* _EXERCISE DIRECTIONS_
Find the lines that contain the word "maximum" and copy each one.

* _Source records_
****
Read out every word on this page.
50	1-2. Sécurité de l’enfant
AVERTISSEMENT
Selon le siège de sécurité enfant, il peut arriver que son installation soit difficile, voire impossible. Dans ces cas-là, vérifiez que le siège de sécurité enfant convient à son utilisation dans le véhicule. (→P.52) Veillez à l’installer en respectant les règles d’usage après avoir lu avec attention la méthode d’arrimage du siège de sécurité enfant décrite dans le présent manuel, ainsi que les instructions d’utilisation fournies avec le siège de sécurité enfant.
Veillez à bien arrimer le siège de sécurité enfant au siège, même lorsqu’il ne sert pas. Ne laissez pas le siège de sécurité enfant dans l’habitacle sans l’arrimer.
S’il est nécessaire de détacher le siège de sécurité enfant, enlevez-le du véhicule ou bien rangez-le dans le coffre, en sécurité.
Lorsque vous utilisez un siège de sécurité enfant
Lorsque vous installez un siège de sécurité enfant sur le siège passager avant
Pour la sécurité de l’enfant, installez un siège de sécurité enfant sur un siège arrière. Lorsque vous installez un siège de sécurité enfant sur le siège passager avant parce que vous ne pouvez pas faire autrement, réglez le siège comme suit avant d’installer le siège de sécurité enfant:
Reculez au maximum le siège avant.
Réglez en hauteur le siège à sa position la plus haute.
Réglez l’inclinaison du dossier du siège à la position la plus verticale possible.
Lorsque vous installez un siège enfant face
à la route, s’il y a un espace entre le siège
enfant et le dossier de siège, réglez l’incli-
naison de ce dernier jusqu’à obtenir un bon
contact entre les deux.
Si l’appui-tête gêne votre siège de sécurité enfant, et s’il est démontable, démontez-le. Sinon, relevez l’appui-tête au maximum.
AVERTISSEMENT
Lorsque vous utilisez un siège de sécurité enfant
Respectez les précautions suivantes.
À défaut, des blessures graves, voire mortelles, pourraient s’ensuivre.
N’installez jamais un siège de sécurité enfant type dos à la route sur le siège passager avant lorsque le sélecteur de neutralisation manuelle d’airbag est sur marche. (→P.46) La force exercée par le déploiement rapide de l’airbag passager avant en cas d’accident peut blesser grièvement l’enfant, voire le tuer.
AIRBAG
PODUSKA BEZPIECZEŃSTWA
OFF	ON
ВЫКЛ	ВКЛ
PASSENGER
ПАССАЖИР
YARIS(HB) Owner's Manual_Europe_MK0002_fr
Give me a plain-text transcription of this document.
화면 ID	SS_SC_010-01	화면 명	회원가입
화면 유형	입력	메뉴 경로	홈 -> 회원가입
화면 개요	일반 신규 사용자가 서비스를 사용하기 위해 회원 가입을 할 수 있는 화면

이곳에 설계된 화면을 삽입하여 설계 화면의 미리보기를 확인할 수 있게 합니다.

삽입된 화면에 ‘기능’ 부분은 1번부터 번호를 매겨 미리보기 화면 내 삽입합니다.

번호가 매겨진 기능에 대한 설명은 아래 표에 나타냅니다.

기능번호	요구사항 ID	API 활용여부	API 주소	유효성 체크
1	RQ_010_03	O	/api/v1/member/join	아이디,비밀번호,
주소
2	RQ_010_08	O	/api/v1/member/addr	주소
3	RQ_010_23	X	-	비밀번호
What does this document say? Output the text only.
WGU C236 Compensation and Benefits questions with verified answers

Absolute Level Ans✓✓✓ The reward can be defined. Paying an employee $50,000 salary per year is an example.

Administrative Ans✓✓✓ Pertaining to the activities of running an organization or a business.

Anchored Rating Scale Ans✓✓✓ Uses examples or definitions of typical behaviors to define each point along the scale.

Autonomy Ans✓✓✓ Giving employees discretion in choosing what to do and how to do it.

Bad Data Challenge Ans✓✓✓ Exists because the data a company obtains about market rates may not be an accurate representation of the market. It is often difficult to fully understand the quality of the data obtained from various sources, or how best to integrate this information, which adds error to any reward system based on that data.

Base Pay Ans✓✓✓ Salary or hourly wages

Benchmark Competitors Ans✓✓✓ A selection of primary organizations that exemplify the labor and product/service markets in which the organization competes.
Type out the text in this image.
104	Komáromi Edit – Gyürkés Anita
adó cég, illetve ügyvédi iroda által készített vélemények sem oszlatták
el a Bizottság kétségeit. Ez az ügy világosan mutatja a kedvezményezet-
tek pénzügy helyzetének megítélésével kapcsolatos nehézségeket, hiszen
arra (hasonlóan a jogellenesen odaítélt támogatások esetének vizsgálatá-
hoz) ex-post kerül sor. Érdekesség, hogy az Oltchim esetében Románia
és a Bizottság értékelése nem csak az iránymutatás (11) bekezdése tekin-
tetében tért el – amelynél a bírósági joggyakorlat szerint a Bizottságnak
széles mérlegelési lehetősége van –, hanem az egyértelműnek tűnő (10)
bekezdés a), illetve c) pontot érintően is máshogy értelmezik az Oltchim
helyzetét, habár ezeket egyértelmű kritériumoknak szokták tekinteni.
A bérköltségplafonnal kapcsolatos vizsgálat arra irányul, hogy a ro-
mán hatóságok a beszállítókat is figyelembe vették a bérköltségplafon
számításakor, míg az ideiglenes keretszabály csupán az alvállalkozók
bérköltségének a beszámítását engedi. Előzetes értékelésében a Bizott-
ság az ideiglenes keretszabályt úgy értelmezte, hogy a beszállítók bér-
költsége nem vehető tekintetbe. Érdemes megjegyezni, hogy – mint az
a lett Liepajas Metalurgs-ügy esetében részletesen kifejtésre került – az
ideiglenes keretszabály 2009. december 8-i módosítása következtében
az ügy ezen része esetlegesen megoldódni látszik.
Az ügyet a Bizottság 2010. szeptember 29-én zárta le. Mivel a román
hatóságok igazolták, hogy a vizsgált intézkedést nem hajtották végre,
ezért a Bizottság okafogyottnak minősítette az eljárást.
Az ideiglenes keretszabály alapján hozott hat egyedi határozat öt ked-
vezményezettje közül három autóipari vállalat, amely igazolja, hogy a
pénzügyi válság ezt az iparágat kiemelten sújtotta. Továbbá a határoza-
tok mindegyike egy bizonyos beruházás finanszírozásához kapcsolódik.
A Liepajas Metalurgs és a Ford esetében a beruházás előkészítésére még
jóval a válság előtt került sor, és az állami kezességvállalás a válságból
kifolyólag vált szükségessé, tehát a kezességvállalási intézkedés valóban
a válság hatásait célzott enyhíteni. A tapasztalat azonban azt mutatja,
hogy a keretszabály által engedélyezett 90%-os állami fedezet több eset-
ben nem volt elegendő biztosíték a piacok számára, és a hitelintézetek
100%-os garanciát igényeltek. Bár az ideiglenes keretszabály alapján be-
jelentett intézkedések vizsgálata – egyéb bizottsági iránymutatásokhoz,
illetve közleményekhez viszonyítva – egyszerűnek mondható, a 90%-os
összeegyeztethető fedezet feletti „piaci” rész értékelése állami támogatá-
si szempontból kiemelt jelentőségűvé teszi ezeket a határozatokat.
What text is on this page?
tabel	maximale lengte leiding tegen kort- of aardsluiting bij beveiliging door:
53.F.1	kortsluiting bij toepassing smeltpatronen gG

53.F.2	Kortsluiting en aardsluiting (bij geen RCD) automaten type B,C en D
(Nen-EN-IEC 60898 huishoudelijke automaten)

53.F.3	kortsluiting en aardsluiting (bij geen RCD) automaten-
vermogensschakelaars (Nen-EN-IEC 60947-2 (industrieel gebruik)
****
* _FULL OUTPUT_
Reculez au maximum le siège avant.
Si l’appui-tête gêne votre siège de sécurité enfant, et s’il est démontable, démontez-le. Sinon, relevez l’appui-tête au maximum.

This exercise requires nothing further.